Requirements: Type out the complete listing below word for word, without its pictures.

## start

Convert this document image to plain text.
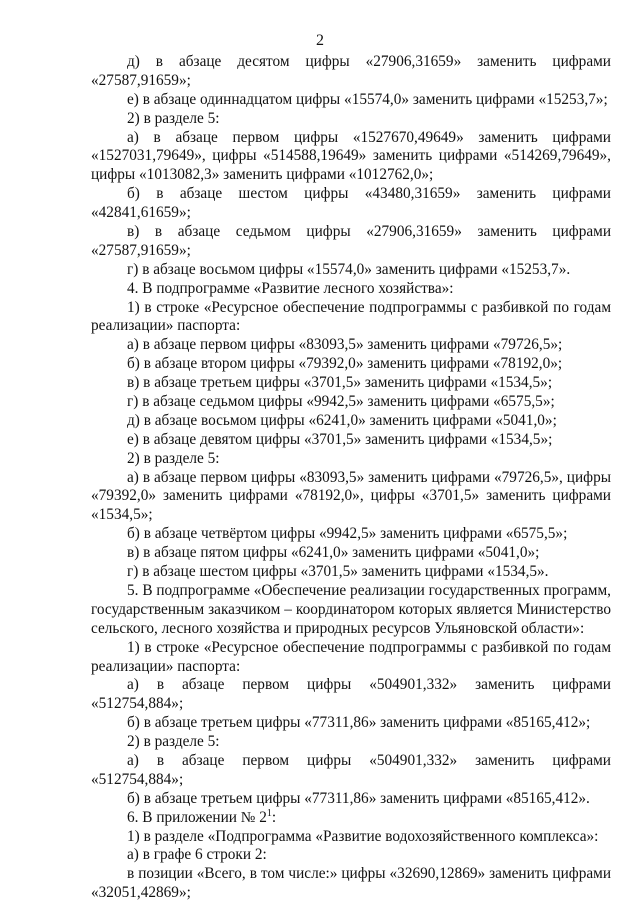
2
д) в абзаце десятом цифры «27906,31659» заменить цифрами
«27587,91659»;
е) в абзаце одиннадцатом цифры «15574,0» заменить цифрами «15253,7»;
2) в разделе 5:
а) в абзаце первом цифры «1527670,49649» заменить цифрами
«1527031,79649», цифры «514588,19649» заменить цифрами «514269,79649»,
цифры «1013082,3» заменить цифрами «1012762,0»;
б) в абзаце шестом цифры «43480,31659» заменить цифрами
«42841,61659»;
в) в абзаце седьмом цифры «27906,31659» заменить цифрами
«27587,91659»;
г) в абзаце восьмом цифры «15574,0» заменить цифрами «15253,7».
4. В подпрограмме «Развитие лесного хозяйства»:
1) в строке «Ресурсное обеспечение подпрограммы с разбивкой по годам
реализации» паспорта:
а) в абзаце первом цифры «83093,5» заменить цифрами «79726,5»;
б) в абзаце втором цифры «79392,0» заменить цифрами «78192,0»;
в) в абзаце третьем цифры «3701,5» заменить цифрами «1534,5»;
г) в абзаце седьмом цифры «9942,5» заменить цифрами «6575,5»;
д) в абзаце восьмом цифры «6241,0» заменить цифрами «5041,0»;
е) в абзаце девятом цифры «3701,5» заменить цифрами «1534,5»;
2) в разделе 5:
а) в абзаце первом цифры «83093,5» заменить цифрами «79726,5», цифры
«79392,0» заменить цифрами «78192,0», цифры «3701,5» заменить цифрами
«1534,5»;
б) в абзаце четвёртом цифры «9942,5» заменить цифрами «6575,5»;
в) в абзаце пятом цифры «6241,0» заменить цифрами «5041,0»;
г) в абзаце шестом цифры «3701,5» заменить цифрами «1534,5».
5. В подпрограмме «Обеспечение реализации государственных программ,
государственным заказчиком – координатором которых является Министерство
сельского, лесного хозяйства и природных ресурсов Ульяновской области»:
1) в строке «Ресурсное обеспечение подпрограммы с разбивкой по годам
реализации» паспорта:
а) в абзаце первом цифры «504901,332» заменить цифрами
«512754,884»;
б) в абзаце третьем цифры «77311,86» заменить цифрами «85165,412»;
2) в разделе 5:
а) в абзаце первом цифры «504901,332» заменить цифрами
«512754,884»;
б) в абзаце третьем цифры «77311,86» заменить цифрами «85165,412».
6. В приложении № $2^1$:
1) в разделе «Подпрограмма «Развитие водохозяйственного комплекса»:
а) в графе 6 строки 2:
в позиции «Всего, в том числе:» цифры «32690,12869» заменить цифрами
«32051,42869»;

## end

Answer for this exercise:
Convert this document image to plain text.
2
д) в абзаце десятом цифры «27906,31659» заменить цифрами
«27587,91659»;
е) в абзаце одиннадцатом цифры «15574,0» заменить цифрами «15253,7»;
2) в разделе 5:
а) в абзаце первом цифры «1527670,49649» заменить цифрами
«1527031,79649», цифры «514588,19649» заменить цифрами «514269,79649»,
цифры «1013082,3» заменить цифрами «1012762,0»;
б) в абзаце шестом цифры «43480,31659» заменить цифрами
«42841,61659»;
в) в абзаце седьмом цифры «27906,31659» заменить цифрами
«27587,91659»;
г) в абзаце восьмом цифры «15574,0» заменить цифрами «15253,7».
4. В подпрограмме «Развитие лесного хозяйства»:
1) в строке «Ресурсное обеспечение подпрограммы с разбивкой по годам
реализации» паспорта:
а) в абзаце первом цифры «83093,5» заменить цифрами «79726,5»;
б) в абзаце втором цифры «79392,0» заменить цифрами «78192,0»;
в) в абзаце третьем цифры «3701,5» заменить цифрами «1534,5»;
г) в абзаце седьмом цифры «9942,5» заменить цифрами «6575,5»;
д) в абзаце восьмом цифры «6241,0» заменить цифрами «5041,0»;
е) в абзаце девятом цифры «3701,5» заменить цифрами «1534,5»;
2) в разделе 5:
а) в абзаце первом цифры «83093,5» заменить цифрами «79726,5», цифры
«79392,0» заменить цифрами «78192,0», цифры «3701,5» заменить цифрами
«1534,5»;
б) в абзаце четвёртом цифры «9942,5» заменить цифрами «6575,5»;
в) в абзаце пятом цифры «6241,0» заменить цифрами «5041,0»;
г) в абзаце шестом цифры «3701,5» заменить цифрами «1534,5».
5. В подпрограмме «Обеспечение реализации государственных программ,
государственным заказчиком – координатором которых является Министерство
сельского, лесного хозяйства и природных ресурсов Ульяновской области»:
1) в строке «Ресурсное обеспечение подпрограммы с разбивкой по годам
реализации» паспорта:
а) в абзаце первом цифры «504901,332» заменить цифрами
«512754,884»;
б) в абзаце третьем цифры «77311,86» заменить цифрами «85165,412»;
2) в разделе 5:
а) в абзаце первом цифры «504901,332» заменить цифрами
«512754,884»;
б) в абзаце третьем цифры «77311,86» заменить цифрами «85165,412».
6. В приложении № $2^1$:
1) в разделе «Подпрограмма «Развитие водохозяйственного комплекса»:
а) в графе 6 строки 2:
в позиции «Всего, в том числе:» цифры «32690,12869» заменить цифрами
«32051,42869»;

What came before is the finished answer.